> Task details:
Copy out all lines carrying the word "nhanh".

**** Records shown

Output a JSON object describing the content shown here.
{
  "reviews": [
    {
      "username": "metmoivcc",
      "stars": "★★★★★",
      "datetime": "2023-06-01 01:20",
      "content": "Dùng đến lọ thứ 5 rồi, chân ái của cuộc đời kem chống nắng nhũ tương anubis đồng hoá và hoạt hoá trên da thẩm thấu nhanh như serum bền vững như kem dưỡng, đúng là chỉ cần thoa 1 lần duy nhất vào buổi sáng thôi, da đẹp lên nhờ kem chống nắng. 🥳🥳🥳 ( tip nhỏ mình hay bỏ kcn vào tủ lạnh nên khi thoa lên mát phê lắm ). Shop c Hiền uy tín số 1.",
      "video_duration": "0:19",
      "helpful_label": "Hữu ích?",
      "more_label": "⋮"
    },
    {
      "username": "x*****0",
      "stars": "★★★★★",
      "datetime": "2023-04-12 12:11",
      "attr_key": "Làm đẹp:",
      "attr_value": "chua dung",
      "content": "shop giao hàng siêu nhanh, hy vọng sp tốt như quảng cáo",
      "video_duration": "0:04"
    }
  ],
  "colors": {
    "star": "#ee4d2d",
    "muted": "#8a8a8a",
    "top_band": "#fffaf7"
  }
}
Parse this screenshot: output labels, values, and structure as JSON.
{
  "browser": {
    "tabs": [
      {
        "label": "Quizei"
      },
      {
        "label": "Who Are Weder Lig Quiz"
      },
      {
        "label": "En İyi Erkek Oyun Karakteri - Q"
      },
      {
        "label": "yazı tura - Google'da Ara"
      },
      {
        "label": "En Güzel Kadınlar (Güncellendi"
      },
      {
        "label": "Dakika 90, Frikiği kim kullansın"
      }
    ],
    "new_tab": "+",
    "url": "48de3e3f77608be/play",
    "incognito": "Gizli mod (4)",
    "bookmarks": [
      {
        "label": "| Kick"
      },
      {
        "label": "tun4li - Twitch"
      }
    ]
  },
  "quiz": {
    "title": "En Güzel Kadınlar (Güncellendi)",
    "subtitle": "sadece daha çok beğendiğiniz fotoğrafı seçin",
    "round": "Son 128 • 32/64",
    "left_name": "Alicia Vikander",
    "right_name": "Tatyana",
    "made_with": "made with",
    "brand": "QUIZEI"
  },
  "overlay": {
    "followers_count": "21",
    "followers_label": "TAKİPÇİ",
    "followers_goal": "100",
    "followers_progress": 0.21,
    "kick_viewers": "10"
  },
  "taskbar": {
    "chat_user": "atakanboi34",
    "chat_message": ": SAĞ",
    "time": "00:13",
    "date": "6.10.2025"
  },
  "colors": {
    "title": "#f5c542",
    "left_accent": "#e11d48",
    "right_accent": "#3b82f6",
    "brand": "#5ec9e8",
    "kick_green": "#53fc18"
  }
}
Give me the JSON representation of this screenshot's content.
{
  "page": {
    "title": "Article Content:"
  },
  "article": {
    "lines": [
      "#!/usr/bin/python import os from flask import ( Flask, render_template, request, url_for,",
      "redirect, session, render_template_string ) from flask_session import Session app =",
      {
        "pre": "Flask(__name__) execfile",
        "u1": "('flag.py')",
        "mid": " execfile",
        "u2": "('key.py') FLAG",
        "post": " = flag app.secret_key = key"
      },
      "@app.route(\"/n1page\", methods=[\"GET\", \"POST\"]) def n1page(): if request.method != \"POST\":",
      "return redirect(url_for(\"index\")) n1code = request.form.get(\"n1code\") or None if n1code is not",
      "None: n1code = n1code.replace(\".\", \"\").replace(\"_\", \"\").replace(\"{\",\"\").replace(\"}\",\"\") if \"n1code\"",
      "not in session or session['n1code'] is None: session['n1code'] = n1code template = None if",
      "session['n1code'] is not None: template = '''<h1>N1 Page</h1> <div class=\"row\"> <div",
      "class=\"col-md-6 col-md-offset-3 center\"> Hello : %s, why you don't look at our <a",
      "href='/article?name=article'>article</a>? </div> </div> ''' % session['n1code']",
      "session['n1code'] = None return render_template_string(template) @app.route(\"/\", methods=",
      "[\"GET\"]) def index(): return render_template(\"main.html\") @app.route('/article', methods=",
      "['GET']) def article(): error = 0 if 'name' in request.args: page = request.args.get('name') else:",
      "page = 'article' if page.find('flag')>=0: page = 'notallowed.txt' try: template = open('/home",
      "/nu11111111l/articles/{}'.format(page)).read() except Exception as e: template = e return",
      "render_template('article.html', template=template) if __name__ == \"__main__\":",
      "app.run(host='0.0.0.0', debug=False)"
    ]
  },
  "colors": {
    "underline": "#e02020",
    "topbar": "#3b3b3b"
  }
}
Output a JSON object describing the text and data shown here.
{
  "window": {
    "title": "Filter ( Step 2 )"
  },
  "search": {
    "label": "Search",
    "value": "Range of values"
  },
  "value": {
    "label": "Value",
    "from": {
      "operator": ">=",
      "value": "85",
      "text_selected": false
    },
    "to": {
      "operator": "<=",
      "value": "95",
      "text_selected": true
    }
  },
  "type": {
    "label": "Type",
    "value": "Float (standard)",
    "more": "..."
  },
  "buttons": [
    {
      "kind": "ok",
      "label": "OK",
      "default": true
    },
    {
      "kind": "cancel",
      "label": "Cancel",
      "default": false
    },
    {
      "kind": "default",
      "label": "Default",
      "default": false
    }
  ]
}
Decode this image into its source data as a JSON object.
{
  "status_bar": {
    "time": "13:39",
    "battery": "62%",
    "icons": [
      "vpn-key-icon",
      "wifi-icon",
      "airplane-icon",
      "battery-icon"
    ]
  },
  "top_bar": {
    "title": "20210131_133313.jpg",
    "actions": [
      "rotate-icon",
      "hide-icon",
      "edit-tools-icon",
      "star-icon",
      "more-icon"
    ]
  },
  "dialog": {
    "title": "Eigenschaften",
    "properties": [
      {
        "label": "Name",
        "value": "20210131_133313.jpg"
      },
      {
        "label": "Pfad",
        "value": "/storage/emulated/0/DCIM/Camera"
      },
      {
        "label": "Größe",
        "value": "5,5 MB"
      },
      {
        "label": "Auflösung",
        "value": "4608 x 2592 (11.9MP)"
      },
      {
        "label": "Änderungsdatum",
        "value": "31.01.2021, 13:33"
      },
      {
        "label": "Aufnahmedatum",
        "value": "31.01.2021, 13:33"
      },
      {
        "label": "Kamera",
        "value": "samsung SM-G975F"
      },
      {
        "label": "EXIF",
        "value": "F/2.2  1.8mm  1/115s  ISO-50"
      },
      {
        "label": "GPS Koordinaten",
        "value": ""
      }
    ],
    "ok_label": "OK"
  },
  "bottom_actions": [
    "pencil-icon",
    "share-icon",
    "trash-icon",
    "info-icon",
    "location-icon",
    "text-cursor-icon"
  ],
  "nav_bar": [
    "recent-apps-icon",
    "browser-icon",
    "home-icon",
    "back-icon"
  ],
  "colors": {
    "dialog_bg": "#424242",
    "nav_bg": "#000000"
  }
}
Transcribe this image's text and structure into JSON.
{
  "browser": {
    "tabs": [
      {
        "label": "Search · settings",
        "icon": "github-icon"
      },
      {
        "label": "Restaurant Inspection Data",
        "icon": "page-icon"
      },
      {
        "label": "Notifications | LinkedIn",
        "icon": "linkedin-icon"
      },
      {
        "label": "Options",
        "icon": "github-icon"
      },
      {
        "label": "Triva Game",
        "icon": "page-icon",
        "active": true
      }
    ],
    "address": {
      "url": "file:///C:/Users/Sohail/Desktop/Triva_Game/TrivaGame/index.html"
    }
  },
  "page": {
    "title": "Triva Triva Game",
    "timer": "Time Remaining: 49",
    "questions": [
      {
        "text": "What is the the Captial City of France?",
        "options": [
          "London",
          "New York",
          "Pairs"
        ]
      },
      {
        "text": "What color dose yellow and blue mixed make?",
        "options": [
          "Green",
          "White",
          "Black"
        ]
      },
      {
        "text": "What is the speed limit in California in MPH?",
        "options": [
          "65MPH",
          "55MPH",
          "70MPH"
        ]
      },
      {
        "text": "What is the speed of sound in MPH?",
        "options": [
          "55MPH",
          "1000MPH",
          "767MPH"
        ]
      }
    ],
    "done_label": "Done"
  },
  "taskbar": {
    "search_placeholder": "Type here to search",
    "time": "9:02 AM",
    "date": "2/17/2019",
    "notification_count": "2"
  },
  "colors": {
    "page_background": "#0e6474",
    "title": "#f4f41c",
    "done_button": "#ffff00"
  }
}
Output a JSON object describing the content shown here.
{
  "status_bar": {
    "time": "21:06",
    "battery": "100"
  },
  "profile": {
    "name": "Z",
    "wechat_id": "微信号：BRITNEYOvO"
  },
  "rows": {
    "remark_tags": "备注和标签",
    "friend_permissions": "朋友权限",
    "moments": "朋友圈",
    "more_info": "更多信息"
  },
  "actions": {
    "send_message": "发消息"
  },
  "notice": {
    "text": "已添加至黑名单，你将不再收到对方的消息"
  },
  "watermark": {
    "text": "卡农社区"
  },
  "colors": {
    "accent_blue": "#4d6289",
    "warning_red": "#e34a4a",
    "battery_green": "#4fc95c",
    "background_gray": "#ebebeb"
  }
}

********

> Solution to this exercise:
      "content": "Dùng đến lọ thứ 5 rồi, chân ái của cuộc đời kem chống nắng nhũ tương anubis đồng hoá và hoạt hoá trên da thẩm thấu nhanh như serum bền vững như kem dưỡng, đúng là chỉ cần thoa 1 lần duy nhất vào buổi sáng thôi, da đẹp lên nhờ kem chống nắng. 🥳🥳🥳 ( tip nhỏ mình hay bỏ kcn vào tủ lạnh nên khi thoa lên mát phê lắm ). Shop c Hiền uy tín số 1.",
      "content": "shop giao hàng siêu nhanh, hy vọng sp tốt như quảng cáo",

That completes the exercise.